» **EXERCISE DETAILS**: Reproduce every record exactly as given.

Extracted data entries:
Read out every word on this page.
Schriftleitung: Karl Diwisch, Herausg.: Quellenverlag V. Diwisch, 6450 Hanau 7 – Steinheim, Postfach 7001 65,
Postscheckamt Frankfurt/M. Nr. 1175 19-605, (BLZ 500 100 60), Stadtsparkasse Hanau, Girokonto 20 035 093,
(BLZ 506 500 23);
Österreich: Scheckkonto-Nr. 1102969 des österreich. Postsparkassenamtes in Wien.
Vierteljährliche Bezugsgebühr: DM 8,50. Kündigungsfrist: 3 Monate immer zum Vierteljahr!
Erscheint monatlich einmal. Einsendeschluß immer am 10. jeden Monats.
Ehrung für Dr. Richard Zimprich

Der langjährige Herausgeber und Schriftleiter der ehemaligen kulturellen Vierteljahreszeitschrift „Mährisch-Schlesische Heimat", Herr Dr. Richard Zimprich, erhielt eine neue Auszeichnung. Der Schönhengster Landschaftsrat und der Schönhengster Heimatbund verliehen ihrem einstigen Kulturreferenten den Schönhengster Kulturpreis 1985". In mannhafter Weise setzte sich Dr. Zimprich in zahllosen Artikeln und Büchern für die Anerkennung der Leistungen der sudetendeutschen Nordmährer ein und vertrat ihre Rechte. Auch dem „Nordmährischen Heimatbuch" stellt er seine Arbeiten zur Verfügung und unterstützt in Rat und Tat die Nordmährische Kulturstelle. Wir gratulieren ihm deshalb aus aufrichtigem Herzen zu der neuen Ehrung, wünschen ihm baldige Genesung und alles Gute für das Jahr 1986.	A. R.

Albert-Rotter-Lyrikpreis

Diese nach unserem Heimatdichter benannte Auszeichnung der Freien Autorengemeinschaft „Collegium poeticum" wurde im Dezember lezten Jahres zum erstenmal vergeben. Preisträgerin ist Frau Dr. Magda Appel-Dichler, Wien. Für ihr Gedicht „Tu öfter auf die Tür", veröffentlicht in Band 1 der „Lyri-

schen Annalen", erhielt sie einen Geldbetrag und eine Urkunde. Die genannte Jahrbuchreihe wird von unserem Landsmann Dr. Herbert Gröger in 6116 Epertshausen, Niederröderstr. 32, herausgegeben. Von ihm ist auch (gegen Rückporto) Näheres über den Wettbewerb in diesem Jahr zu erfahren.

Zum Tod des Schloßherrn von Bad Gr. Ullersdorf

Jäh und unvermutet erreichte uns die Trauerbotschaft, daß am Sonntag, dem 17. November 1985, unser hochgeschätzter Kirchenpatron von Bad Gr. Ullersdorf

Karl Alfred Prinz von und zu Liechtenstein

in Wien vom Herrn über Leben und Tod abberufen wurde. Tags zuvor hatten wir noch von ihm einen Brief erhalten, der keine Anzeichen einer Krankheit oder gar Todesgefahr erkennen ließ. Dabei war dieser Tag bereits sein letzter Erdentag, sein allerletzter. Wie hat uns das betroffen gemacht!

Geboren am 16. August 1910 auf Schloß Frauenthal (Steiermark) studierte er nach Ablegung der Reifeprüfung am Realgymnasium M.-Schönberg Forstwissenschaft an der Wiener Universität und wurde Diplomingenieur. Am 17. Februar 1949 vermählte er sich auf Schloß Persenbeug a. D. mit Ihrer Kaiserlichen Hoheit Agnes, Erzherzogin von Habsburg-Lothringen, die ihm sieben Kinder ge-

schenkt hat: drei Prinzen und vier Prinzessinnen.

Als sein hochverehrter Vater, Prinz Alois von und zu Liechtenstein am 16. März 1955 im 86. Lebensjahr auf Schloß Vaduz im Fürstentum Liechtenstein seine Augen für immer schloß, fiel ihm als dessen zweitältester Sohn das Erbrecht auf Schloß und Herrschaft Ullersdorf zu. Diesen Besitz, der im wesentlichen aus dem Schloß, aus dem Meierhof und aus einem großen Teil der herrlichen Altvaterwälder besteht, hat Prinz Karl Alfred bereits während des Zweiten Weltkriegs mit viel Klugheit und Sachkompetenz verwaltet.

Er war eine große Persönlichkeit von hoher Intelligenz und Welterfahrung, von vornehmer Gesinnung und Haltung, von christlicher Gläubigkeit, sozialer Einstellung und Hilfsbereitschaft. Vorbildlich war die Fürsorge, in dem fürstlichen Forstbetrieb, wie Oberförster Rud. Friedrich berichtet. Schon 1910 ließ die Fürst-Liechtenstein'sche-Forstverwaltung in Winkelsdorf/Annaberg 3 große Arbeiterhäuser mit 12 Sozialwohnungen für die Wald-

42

» **WRITTEN RESPONSE**:
Read out every word on this page.
Schriftleitung: Karl Diwisch, Herausg.: Quellenverlag V. Diwisch, 6450 Hanau 7 – Steinheim, Postfach 7001 65,
Postscheckamt Frankfurt/M. Nr. 1175 19-605, (BLZ 500 100 60), Stadtsparkasse Hanau, Girokonto 20 035 093,
(BLZ 506 500 23);
Österreich: Scheckkonto-Nr. 1102969 des österreich. Postsparkassenamtes in Wien.
Vierteljährliche Bezugsgebühr: DM 8,50. Kündigungsfrist: 3 Monate immer zum Vierteljahr!
Erscheint monatlich einmal. Einsendeschluß immer am 10. jeden Monats.
Ehrung für Dr. Richard Zimprich

Der langjährige Herausgeber und Schriftleiter der ehemaligen kulturellen Vierteljahreszeitschrift „Mährisch-Schlesische Heimat", Herr Dr. Richard Zimprich, erhielt eine neue Auszeichnung. Der Schönhengster Landschaftsrat und der Schönhengster Heimatbund verliehen ihrem einstigen Kulturreferenten den Schönhengster Kulturpreis 1985". In mannhafter Weise setzte sich Dr. Zimprich in zahllosen Artikeln und Büchern für die Anerkennung der Leistungen der sudetendeutschen Nordmährer ein und vertrat ihre Rechte. Auch dem „Nordmährischen Heimatbuch" stellt er seine Arbeiten zur Verfügung und unterstützt in Rat und Tat die Nordmährische Kulturstelle. Wir gratulieren ihm deshalb aus aufrichtigem Herzen zu der neuen Ehrung, wünschen ihm baldige Genesung und alles Gute für das Jahr 1986.	A. R.

Albert-Rotter-Lyrikpreis

Diese nach unserem Heimatdichter benannte Auszeichnung der Freien Autorengemeinschaft „Collegium poeticum" wurde im Dezember lezten Jahres zum erstenmal vergeben. Preisträgerin ist Frau Dr. Magda Appel-Dichler, Wien. Für ihr Gedicht „Tu öfter auf die Tür", veröffentlicht in Band 1 der „Lyri-

schen Annalen", erhielt sie einen Geldbetrag und eine Urkunde. Die genannte Jahrbuchreihe wird von unserem Landsmann Dr. Herbert Gröger in 6116 Epertshausen, Niederröderstr. 32, herausgegeben. Von ihm ist auch (gegen Rückporto) Näheres über den Wettbewerb in diesem Jahr zu erfahren.

Zum Tod des Schloßherrn von Bad Gr. Ullersdorf

Jäh und unvermutet erreichte uns die Trauerbotschaft, daß am Sonntag, dem 17. November 1985, unser hochgeschätzter Kirchenpatron von Bad Gr. Ullersdorf

Karl Alfred Prinz von und zu Liechtenstein

in Wien vom Herrn über Leben und Tod abberufen wurde. Tags zuvor hatten wir noch von ihm einen Brief erhalten, der keine Anzeichen einer Krankheit oder gar Todesgefahr erkennen ließ. Dabei war dieser Tag bereits sein letzter Erdentag, sein allerletzter. Wie hat uns das betroffen gemacht!

Geboren am 16. August 1910 auf Schloß Frauenthal (Steiermark) studierte er nach Ablegung der Reifeprüfung am Realgymnasium M.-Schönberg Forstwissenschaft an der Wiener Universität und wurde Diplomingenieur. Am 17. Februar 1949 vermählte er sich auf Schloß Persenbeug a. D. mit Ihrer Kaiserlichen Hoheit Agnes, Erzherzogin von Habsburg-Lothringen, die ihm sieben Kinder ge-

schenkt hat: drei Prinzen und vier Prinzessinnen.

Als sein hochverehrter Vater, Prinz Alois von und zu Liechtenstein am 16. März 1955 im 86. Lebensjahr auf Schloß Vaduz im Fürstentum Liechtenstein seine Augen für immer schloß, fiel ihm als dessen zweitältester Sohn das Erbrecht auf Schloß und Herrschaft Ullersdorf zu. Diesen Besitz, der im wesentlichen aus dem Schloß, aus dem Meierhof und aus einem großen Teil der herrlichen Altvaterwälder besteht, hat Prinz Karl Alfred bereits während des Zweiten Weltkriegs mit viel Klugheit und Sachkompetenz verwaltet.

Er war eine große Persönlichkeit von hoher Intelligenz und Welterfahrung, von vornehmer Gesinnung und Haltung, von christlicher Gläubigkeit, sozialer Einstellung und Hilfsbereitschaft. Vorbildlich war die Fürsorge, in dem fürstlichen Forstbetrieb, wie Oberförster Rud. Friedrich berichtet. Schon 1910 ließ die Fürst-Liechtenstein'sche-Forstverwaltung in Winkelsdorf/Annaberg 3 große Arbeiterhäuser mit 12 Sozialwohnungen für die Wald-

42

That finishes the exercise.